What to do:
An exact reproduction of the records is required, with all images left out.

# # # # # # #

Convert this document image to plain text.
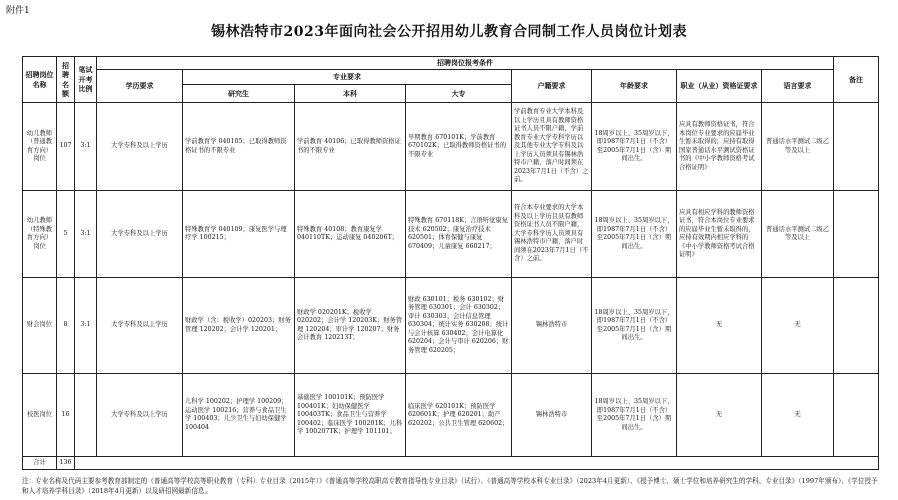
附件1
锡林浩特市2023年面向社会公开招用幼儿教育合同制工作人员岗位计划表
招聘岗位名称	招聘名额	笔试开考比例	招聘岗位报考条件								备注
			学历要求	专业要求			户籍要求	年龄要求	职业（从业）资格证要求	语言要求	
				研究生	本科	大专					
幼儿教师（普通教育方向）岗位	107	3:1	大学专科及以上学历	学前教育学 040105；已取得教师资格证书的不限专业	学前教育 40106；已取得教师资格证书的不限专业	早期教育 670101K；学前教育 670102K；已取得教师资格证书的不限专业	学前教育专业大学本科及以上学历且具有教师资格证书人员不限户籍，学前教育专业大学专科学历以及其他专业大学专科及以上学历人员须具有锡林浩特市户籍，落户时间须在2023年7月1日（不含）之前。	18周岁以上、35周岁以下，即1987年7月1日（不含）至2005年7月1日（含）期间出生。	应具有教师资格证书，符合本岗位专业要求的应届毕业生暂未取得的，应持有取得国家普通话水平测试资格证书的《中小学教师资格考试合格证明》	普通话水平测试二级乙等及以上	
幼儿教师（特殊教育方向）岗位	5	3:1	大学专科及以上学历	特殊教育学 040109；康复医学与理疗学 100215；	特殊教育 40108；教育康复学 040110TK；运动康复 040206T；	特殊教育 670118K；言语听觉康复技术 620502；康复治疗技术 620501；体育保健与康复 670409；儿童康复 660217；	符合本专业要求的大学本科及以上学历且具有教师资格证书人员不限户籍，大学专科学历人员须具有锡林浩特市户籍，落户时间须在2023年7月1日（不含）之前。	18周岁以上、35周岁以下，即1987年7月1日（不含）至2005年7月1日（含）期间出生。	应具有相应学科的教师资格证书，符合本岗位专业要求的应届毕业生暂未取得的，应持有效期内相应学科的《中小学教师资格考试合格证明》	普通话水平测试二级乙等及以上	
财会岗位	8	3:1	大学专科及以上学历	财政学（含：税收学）020203；财务管理 120202；会计学 120201；	财政学 020201K；税收学 020202；会计学 120203K；财务管理 120204；审计学 120207；财务会计教育 120213T；	财政 630101；税务 630102；财务管理 630301；会计 630302；审计 630303；会计信息管理 630304；统计实务 630208；统计与会计核算 630402；会计电算化 620204；会计与审计 620206；财务管理 620205；	锡林浩特市	18周岁以上、35周岁以下，即1987年7月1日（不含）至2005年7月1日（含）期间出生。	无	无	
校医岗位	16		大学专科及以上学历	儿科学 100202；护理学 100209；运动医学 100216；营养与食品卫生学 100403；儿少卫生与妇幼保健学 100404	基础医学 100101K；预防医学 100401K；妇幼保健医学 100403TK；食品卫生与营养学 100402；临床医学 100201K；儿科学 100207TK；护理学 101101；	临床医学 620101K；预防医学 620601K；护理 620201；助产 620202；公共卫生管理 620602；	锡林浩特市	18周岁以上、35周岁以下，即1987年7月1日（不含）至2005年7月1日（含）期间出生。	无	无	
合计	136										
注：专业名称及代码主要参考教育部制定的《普通高等学校高等职业教育（专科）专业目录（2015年）》《普通高等学校高职高专教育指导性专业目录》（试行）、《普通高等学校本科专业目录》（2023年4月更新）、《授予博士、硕士学位和培养研究生的学科、专业目录》（1997年颁布）、《学位授予和人才培养学科目录》（2018年4月更新）以及研招网最新信息。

# # # # # # #

The result:
Convert this document image to plain text.
附件1
锡林浩特市2023年面向社会公开招用幼儿教育合同制工作人员岗位计划表
招聘岗位名称	招聘名额	笔试开考比例	招聘岗位报考条件								备注
			学历要求	专业要求			户籍要求	年龄要求	职业（从业）资格证要求	语言要求	
				研究生	本科	大专					
幼儿教师（普通教育方向）岗位	107	3:1	大学专科及以上学历	学前教育学 040105；已取得教师资格证书的不限专业	学前教育 40106；已取得教师资格证书的不限专业	早期教育 670101K；学前教育 670102K；已取得教师资格证书的不限专业	学前教育专业大学本科及以上学历且具有教师资格证书人员不限户籍，学前教育专业大学专科学历以及其他专业大学专科及以上学历人员须具有锡林浩特市户籍，落户时间须在2023年7月1日（不含）之前。	18周岁以上、35周岁以下，即1987年7月1日（不含）至2005年7月1日（含）期间出生。	应具有教师资格证书，符合本岗位专业要求的应届毕业生暂未取得的，应持有取得国家普通话水平测试资格证书的《中小学教师资格考试合格证明》	普通话水平测试二级乙等及以上	
幼儿教师（特殊教育方向）岗位	5	3:1	大学专科及以上学历	特殊教育学 040109；康复医学与理疗学 100215；	特殊教育 40108；教育康复学 040110TK；运动康复 040206T；	特殊教育 670118K；言语听觉康复技术 620502；康复治疗技术 620501；体育保健与康复 670409；儿童康复 660217；	符合本专业要求的大学本科及以上学历且具有教师资格证书人员不限户籍，大学专科学历人员须具有锡林浩特市户籍，落户时间须在2023年7月1日（不含）之前。	18周岁以上、35周岁以下，即1987年7月1日（不含）至2005年7月1日（含）期间出生。	应具有相应学科的教师资格证书，符合本岗位专业要求的应届毕业生暂未取得的，应持有效期内相应学科的《中小学教师资格考试合格证明》	普通话水平测试二级乙等及以上	
财会岗位	8	3:1	大学专科及以上学历	财政学（含：税收学）020203；财务管理 120202；会计学 120201；	财政学 020201K；税收学 020202；会计学 120203K；财务管理 120204；审计学 120207；财务会计教育 120213T；	财政 630101；税务 630102；财务管理 630301；会计 630302；审计 630303；会计信息管理 630304；统计实务 630208；统计与会计核算 630402；会计电算化 620204；会计与审计 620206；财务管理 620205；	锡林浩特市	18周岁以上、35周岁以下，即1987年7月1日（不含）至2005年7月1日（含）期间出生。	无	无	
校医岗位	16		大学专科及以上学历	儿科学 100202；护理学 100209；运动医学 100216；营养与食品卫生学 100403；儿少卫生与妇幼保健学 100404	基础医学 100101K；预防医学 100401K；妇幼保健医学 100403TK；食品卫生与营养学 100402；临床医学 100201K；儿科学 100207TK；护理学 101101；	临床医学 620101K；预防医学 620601K；护理 620201；助产 620202；公共卫生管理 620602；	锡林浩特市	18周岁以上、35周岁以下，即1987年7月1日（不含）至2005年7月1日（含）期间出生。	无	无	
合计	136										
注：专业名称及代码主要参考教育部制定的《普通高等学校高等职业教育（专科）专业目录（2015年）》《普通高等学校高职高专教育指导性专业目录》（试行）、《普通高等学校本科专业目录》（2023年4月更新）、《授予博士、硕士学位和培养研究生的学科、专业目录》（1997年颁布）、《学位授予和人才培养学科目录》（2018年4月更新）以及研招网最新信息。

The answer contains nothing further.